EXERCISE PROMPT =
Show all lines holding "определения".

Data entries
## BEGIN

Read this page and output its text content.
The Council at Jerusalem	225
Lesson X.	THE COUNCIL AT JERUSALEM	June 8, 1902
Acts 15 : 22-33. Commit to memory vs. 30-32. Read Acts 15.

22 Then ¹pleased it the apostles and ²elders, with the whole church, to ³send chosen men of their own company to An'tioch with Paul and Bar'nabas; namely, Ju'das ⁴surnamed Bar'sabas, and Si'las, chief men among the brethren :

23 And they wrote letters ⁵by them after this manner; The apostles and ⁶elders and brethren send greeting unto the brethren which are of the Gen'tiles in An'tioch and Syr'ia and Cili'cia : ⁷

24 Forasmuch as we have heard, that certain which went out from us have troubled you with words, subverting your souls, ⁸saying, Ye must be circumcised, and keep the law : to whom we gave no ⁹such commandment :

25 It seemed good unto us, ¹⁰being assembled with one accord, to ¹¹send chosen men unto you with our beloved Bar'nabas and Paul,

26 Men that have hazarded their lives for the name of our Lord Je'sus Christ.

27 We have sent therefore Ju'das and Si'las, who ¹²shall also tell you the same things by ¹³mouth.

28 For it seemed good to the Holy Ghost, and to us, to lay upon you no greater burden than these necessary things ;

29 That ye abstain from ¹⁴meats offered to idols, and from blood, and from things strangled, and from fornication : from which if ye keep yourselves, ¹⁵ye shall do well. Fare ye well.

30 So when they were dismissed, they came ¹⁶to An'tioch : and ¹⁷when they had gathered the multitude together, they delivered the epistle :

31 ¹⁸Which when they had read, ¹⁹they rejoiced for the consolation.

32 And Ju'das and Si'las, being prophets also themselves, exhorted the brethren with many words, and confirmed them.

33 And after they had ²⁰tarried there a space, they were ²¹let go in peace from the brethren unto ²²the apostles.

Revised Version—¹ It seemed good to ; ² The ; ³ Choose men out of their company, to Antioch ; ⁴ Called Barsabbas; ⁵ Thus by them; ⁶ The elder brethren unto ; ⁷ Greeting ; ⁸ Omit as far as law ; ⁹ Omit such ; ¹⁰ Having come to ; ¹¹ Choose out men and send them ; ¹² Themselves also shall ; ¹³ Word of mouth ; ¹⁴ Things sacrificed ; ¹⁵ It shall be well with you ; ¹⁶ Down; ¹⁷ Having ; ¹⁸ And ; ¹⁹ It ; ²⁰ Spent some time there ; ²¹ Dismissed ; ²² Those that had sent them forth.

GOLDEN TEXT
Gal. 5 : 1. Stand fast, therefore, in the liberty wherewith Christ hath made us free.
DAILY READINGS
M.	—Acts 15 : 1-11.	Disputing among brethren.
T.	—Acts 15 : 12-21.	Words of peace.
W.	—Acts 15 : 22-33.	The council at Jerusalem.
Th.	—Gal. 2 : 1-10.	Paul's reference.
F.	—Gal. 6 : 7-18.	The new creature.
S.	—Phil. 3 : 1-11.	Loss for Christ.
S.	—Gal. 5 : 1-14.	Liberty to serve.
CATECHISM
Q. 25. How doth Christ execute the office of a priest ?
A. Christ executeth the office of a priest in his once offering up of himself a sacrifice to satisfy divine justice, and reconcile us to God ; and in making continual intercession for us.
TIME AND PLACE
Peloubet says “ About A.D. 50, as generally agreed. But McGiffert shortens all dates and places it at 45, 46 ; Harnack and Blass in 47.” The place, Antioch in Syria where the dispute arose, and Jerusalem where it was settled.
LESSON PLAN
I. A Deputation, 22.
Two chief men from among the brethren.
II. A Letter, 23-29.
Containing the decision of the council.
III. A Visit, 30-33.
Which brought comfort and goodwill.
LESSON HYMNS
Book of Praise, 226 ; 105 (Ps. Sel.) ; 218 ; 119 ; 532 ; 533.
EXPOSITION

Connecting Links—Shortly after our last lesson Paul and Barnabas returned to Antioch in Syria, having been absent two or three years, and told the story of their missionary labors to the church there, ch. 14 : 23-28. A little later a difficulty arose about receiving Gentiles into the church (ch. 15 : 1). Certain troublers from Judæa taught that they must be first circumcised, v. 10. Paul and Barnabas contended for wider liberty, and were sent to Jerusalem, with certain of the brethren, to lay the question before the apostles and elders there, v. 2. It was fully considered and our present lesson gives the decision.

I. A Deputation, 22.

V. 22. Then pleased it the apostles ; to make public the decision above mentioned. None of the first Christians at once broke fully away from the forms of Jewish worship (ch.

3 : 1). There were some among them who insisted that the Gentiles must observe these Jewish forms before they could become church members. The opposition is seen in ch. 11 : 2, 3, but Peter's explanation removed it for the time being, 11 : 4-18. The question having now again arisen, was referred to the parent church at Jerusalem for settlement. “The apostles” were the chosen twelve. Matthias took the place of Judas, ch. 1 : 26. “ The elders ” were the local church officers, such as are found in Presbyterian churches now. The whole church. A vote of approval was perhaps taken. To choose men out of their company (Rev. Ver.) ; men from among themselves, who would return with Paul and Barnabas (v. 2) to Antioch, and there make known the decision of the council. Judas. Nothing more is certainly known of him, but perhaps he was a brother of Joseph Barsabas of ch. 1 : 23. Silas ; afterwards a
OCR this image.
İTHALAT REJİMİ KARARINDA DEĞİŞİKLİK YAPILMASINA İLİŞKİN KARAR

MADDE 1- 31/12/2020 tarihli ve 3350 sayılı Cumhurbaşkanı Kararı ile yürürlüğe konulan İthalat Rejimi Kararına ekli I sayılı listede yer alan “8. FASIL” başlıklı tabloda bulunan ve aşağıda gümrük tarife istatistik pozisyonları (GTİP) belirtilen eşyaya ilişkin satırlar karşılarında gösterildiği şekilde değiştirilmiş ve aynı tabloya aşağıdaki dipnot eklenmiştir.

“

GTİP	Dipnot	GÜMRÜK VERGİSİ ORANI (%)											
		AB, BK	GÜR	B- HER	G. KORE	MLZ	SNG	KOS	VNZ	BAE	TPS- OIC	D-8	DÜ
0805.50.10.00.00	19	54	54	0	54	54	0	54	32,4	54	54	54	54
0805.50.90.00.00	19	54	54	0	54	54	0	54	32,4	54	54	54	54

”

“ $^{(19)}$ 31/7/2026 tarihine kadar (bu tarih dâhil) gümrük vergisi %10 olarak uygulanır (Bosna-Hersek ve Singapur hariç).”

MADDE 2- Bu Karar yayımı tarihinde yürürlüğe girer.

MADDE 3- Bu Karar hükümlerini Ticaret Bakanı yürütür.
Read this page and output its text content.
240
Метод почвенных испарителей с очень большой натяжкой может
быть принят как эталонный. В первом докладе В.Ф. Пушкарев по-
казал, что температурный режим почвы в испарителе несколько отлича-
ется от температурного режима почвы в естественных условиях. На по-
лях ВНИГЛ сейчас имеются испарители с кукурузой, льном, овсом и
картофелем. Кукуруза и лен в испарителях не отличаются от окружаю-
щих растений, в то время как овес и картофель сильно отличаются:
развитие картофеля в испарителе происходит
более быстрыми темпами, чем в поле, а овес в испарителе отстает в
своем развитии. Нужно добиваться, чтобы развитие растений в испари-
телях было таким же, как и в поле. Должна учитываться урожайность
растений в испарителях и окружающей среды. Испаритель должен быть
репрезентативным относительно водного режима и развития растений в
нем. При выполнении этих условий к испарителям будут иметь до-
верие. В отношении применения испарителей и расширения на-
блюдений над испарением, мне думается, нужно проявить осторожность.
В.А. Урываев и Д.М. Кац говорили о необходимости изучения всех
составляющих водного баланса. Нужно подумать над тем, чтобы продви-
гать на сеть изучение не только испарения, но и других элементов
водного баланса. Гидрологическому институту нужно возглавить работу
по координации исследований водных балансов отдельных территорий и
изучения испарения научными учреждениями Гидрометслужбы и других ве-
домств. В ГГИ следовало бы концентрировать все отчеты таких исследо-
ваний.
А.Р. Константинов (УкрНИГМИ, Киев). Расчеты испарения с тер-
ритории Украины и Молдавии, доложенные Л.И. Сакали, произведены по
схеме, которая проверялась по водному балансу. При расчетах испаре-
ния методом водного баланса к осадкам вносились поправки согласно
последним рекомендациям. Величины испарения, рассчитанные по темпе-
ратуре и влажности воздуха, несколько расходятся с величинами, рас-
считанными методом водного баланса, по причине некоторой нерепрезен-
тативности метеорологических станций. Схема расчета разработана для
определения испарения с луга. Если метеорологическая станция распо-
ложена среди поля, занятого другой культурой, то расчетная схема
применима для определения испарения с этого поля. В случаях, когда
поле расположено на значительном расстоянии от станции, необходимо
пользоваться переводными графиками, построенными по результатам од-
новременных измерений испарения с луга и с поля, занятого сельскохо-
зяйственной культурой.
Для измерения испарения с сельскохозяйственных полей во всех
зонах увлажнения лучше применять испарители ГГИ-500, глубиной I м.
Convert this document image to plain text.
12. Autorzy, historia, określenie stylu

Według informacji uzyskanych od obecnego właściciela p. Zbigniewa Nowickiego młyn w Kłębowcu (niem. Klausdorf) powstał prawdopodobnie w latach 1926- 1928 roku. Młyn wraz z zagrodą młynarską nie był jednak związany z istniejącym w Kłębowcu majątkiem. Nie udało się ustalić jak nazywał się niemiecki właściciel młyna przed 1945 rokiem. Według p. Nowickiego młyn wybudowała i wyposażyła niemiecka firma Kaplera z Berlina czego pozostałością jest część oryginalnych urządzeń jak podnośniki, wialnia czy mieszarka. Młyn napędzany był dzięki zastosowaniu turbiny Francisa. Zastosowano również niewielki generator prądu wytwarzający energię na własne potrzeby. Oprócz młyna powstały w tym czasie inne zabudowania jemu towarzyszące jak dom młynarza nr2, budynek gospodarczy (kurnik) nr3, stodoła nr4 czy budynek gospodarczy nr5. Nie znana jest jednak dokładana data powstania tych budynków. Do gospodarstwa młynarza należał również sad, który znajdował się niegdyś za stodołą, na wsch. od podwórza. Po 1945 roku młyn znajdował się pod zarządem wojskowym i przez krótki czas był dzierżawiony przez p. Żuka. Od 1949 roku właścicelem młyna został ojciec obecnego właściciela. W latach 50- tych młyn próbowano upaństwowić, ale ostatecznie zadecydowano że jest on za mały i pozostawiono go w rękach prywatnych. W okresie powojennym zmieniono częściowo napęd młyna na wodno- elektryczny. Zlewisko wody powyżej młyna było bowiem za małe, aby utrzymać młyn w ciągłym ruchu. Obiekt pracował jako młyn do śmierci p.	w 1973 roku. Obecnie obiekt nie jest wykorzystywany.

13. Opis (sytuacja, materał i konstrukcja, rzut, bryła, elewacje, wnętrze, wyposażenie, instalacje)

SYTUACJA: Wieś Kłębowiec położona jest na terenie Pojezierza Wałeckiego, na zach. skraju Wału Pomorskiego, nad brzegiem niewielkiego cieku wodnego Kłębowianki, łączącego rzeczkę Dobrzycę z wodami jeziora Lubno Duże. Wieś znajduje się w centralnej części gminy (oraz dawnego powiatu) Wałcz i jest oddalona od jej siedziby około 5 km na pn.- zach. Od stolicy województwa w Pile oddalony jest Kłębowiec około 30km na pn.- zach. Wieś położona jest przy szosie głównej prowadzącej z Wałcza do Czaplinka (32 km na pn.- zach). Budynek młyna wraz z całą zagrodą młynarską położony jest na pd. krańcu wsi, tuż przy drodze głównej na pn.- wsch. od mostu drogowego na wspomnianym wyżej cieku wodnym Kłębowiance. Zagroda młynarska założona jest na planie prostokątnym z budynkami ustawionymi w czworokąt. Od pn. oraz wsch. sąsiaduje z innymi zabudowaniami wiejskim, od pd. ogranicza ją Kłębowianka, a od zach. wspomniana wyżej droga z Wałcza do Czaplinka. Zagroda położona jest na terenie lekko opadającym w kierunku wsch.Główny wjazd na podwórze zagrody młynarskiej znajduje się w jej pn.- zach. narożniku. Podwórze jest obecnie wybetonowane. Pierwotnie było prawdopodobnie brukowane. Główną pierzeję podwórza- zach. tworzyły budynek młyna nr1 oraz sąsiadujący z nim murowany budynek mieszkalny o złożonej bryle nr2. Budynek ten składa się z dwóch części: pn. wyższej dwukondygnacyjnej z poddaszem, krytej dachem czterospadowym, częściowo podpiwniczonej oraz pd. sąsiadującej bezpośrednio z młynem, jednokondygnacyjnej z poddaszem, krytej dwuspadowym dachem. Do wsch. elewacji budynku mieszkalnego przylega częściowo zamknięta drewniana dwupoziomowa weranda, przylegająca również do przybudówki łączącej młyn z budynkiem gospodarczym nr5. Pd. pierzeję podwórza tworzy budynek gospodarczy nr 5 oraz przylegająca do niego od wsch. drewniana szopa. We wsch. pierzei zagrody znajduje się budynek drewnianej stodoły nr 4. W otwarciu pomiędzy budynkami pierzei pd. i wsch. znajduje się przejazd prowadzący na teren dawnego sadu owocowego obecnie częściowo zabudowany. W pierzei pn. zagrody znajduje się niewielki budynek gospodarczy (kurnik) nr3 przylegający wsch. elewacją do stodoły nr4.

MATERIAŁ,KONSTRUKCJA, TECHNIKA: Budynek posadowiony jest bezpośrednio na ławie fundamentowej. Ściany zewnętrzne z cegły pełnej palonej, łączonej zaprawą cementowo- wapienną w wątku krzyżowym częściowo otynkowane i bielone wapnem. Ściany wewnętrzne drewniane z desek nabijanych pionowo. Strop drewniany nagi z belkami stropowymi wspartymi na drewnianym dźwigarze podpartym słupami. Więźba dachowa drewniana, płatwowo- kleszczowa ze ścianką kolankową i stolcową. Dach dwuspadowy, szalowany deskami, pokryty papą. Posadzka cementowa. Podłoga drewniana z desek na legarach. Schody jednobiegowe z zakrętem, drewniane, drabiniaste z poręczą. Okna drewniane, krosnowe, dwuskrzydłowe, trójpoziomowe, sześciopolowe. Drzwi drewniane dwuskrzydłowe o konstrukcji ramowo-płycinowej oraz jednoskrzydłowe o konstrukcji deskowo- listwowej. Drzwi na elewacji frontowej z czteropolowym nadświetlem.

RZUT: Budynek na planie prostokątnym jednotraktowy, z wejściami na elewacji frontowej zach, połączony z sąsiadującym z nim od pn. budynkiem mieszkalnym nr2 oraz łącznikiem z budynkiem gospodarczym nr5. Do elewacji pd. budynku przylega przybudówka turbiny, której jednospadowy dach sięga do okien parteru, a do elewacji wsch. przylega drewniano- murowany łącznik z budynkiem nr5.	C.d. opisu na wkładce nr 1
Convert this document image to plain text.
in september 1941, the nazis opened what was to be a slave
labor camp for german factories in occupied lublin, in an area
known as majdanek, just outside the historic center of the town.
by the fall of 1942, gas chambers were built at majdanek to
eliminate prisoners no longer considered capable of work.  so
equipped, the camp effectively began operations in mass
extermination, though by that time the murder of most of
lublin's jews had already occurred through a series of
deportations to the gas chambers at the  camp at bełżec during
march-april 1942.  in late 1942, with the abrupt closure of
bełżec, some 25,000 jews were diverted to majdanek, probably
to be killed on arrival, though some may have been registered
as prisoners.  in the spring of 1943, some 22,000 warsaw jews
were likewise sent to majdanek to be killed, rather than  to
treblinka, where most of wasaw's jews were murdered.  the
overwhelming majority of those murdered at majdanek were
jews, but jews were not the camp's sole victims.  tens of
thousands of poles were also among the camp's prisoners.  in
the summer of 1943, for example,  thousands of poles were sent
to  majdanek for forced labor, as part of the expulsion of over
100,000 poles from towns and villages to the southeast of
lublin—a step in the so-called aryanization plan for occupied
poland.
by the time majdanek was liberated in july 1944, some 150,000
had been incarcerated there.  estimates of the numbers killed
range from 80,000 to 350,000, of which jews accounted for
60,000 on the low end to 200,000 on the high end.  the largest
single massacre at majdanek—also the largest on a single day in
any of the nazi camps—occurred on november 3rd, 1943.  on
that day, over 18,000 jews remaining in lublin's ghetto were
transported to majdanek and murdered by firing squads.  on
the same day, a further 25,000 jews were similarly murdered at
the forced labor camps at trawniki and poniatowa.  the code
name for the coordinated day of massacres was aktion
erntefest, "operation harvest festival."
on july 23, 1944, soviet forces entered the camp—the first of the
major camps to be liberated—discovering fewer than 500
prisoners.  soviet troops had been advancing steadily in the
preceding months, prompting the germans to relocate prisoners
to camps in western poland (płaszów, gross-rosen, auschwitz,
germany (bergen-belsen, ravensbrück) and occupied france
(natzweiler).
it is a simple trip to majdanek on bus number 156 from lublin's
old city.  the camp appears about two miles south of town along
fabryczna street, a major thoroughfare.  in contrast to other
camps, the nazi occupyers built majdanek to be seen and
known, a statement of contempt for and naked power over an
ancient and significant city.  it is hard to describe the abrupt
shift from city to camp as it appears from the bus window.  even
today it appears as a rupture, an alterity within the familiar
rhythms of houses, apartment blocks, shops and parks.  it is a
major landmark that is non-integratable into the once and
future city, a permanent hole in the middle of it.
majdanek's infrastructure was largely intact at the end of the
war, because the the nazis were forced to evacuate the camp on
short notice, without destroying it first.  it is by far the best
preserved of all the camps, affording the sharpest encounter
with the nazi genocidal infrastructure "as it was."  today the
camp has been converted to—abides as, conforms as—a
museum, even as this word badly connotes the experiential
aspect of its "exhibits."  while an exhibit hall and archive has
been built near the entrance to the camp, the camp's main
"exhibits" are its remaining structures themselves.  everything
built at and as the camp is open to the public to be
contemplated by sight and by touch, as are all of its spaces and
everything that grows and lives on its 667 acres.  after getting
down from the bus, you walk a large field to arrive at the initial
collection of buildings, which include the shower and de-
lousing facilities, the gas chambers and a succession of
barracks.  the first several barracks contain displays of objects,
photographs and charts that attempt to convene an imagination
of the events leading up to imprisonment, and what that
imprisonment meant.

## END

OUTPUT OF THE TASK =
определения испарения с луга. Если метеорологическая станция распо-
применима для определения испарения с этого поля. В случаях, когда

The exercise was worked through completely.